### Exercise aim
Go through the entries below and copy each line containing the word "bell".
Begin Record set
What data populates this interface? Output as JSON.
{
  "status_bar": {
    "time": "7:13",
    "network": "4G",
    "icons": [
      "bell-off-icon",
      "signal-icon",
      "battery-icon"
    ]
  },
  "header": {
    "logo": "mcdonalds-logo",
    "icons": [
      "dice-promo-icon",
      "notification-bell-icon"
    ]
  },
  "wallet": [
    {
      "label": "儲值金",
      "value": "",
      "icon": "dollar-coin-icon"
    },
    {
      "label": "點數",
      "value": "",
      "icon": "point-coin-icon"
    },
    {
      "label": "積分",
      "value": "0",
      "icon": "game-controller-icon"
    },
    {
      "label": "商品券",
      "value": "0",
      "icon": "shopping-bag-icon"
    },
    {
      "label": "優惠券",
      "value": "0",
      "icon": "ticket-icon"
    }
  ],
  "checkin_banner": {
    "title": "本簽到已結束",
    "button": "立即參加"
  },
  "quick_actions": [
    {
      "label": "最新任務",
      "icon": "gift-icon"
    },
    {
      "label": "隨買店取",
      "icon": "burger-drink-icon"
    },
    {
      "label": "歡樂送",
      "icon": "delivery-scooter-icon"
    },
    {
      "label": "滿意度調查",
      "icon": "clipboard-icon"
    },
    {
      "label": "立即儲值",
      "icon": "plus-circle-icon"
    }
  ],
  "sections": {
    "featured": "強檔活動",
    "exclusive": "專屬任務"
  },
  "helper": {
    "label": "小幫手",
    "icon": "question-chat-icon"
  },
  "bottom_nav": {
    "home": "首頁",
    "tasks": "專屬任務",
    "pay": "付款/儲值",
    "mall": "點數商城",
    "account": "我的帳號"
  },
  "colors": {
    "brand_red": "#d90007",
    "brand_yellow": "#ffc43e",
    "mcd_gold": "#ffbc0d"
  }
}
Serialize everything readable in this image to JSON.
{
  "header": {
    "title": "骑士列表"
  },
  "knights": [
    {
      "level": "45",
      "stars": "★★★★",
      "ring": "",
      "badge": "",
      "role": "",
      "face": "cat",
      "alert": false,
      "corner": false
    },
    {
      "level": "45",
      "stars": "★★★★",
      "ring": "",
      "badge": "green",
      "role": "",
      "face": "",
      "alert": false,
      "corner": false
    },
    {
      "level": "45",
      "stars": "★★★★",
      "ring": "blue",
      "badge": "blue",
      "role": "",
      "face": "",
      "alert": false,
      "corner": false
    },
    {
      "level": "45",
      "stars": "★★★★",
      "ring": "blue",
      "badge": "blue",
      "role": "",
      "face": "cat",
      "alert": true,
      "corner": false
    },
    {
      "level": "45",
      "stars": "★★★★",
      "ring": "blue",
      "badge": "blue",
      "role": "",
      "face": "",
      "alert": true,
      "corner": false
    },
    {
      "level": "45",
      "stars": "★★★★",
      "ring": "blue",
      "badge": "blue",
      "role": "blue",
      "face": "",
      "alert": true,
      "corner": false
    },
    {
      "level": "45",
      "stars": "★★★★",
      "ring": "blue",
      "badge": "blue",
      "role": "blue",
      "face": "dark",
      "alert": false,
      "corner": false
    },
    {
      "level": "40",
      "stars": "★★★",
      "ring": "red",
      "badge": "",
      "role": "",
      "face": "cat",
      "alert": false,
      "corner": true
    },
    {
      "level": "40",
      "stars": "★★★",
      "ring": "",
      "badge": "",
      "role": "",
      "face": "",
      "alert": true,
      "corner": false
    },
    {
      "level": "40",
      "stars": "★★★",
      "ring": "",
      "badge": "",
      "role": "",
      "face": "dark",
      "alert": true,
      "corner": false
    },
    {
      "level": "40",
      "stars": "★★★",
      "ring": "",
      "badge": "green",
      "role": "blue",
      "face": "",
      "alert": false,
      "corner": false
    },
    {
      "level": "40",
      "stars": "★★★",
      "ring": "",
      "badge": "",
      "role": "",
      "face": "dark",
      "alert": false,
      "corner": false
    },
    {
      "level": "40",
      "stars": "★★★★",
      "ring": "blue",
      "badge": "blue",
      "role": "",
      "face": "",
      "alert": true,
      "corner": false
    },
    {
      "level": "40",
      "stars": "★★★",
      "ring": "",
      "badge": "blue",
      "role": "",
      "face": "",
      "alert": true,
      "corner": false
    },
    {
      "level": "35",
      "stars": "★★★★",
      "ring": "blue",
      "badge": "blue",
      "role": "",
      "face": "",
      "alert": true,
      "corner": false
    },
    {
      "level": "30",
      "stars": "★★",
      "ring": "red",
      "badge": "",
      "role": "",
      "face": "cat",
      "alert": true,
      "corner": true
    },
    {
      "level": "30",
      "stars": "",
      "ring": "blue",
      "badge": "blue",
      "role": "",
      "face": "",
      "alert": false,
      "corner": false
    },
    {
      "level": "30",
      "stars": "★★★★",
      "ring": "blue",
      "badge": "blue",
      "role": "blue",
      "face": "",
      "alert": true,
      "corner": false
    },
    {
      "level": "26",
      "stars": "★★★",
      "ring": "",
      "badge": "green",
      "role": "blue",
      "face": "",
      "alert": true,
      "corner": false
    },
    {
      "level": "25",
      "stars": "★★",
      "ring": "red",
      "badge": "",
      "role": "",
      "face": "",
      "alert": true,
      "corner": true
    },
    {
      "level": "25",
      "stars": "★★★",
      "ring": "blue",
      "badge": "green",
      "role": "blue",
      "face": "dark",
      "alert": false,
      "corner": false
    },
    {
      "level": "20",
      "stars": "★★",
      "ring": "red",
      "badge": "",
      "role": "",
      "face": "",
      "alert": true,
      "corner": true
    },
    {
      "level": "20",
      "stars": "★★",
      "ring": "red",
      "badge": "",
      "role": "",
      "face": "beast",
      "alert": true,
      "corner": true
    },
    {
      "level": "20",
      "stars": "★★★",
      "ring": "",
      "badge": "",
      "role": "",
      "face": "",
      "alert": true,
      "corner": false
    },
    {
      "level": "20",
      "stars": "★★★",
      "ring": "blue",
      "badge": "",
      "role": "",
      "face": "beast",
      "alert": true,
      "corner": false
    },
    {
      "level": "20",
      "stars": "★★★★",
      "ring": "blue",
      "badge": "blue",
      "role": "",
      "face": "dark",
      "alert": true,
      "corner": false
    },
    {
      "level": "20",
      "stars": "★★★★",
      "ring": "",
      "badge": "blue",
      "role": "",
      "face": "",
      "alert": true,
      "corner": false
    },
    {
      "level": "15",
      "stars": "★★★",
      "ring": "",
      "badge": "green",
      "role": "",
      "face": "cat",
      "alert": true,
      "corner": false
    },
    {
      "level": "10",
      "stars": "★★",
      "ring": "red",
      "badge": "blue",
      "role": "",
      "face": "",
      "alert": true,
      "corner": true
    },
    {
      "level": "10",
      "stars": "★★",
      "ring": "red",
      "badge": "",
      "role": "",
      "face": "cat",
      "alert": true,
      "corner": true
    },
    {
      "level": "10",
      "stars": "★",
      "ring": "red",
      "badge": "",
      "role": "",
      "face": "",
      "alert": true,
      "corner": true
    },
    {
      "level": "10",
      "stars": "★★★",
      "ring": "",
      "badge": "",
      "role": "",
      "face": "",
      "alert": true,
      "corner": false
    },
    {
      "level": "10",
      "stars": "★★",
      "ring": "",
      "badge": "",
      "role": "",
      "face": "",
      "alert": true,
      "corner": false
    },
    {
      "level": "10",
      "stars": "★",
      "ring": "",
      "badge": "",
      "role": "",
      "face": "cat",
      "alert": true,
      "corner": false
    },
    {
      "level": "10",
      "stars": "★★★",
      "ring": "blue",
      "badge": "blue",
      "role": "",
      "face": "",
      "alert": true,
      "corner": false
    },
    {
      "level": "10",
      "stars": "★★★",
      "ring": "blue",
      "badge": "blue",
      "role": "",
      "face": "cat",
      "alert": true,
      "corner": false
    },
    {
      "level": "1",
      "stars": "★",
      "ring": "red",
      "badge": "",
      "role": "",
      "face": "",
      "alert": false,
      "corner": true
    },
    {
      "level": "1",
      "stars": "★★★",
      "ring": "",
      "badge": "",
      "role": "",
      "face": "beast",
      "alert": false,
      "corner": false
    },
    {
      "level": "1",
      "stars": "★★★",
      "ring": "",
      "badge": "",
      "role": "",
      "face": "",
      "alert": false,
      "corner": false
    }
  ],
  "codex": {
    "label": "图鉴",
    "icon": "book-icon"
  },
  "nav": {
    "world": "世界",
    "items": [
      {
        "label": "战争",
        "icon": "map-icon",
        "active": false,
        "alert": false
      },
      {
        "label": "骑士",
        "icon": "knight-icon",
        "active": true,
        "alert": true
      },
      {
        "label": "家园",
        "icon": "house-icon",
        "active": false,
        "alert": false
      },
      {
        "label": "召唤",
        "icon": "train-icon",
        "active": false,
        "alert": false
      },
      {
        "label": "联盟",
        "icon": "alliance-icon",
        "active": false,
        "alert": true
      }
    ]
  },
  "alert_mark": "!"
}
End Record set
### Complete output
      "bell-off-icon",
      "notification-bell-icon"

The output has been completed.